- [TASK GOAL]
Copy every line from the material below that holds "KRÉMOVÁ".

- [DATASET RECORDS]

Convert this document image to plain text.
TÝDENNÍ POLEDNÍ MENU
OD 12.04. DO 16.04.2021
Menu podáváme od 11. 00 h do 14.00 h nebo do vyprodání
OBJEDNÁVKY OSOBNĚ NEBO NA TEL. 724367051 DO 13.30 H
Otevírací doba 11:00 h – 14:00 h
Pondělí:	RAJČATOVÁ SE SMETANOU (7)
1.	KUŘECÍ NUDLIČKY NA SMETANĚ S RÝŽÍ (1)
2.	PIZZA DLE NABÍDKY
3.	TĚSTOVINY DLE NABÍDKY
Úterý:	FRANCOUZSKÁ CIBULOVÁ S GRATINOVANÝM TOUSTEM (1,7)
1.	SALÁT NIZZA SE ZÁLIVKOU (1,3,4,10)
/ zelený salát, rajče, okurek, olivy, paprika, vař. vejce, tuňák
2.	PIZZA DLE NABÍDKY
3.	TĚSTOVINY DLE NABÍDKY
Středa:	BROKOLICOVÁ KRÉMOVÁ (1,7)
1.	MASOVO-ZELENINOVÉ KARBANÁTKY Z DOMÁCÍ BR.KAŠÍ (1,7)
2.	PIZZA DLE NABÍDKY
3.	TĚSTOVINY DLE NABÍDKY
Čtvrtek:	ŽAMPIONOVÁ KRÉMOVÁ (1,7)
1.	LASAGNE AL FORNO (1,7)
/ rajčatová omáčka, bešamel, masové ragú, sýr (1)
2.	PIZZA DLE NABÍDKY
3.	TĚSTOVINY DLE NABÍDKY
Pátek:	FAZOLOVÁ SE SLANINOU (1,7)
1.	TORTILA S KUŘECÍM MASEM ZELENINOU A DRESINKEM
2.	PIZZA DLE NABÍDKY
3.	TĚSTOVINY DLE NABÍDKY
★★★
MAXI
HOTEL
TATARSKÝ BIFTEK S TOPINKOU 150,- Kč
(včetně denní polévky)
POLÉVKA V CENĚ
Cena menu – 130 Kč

- [FULL RESPONSE]
Středa:	BROKOLICOVÁ KRÉMOVÁ (1,7)
Čtvrtek:	ŽAMPIONOVÁ KRÉMOVÁ (1,7)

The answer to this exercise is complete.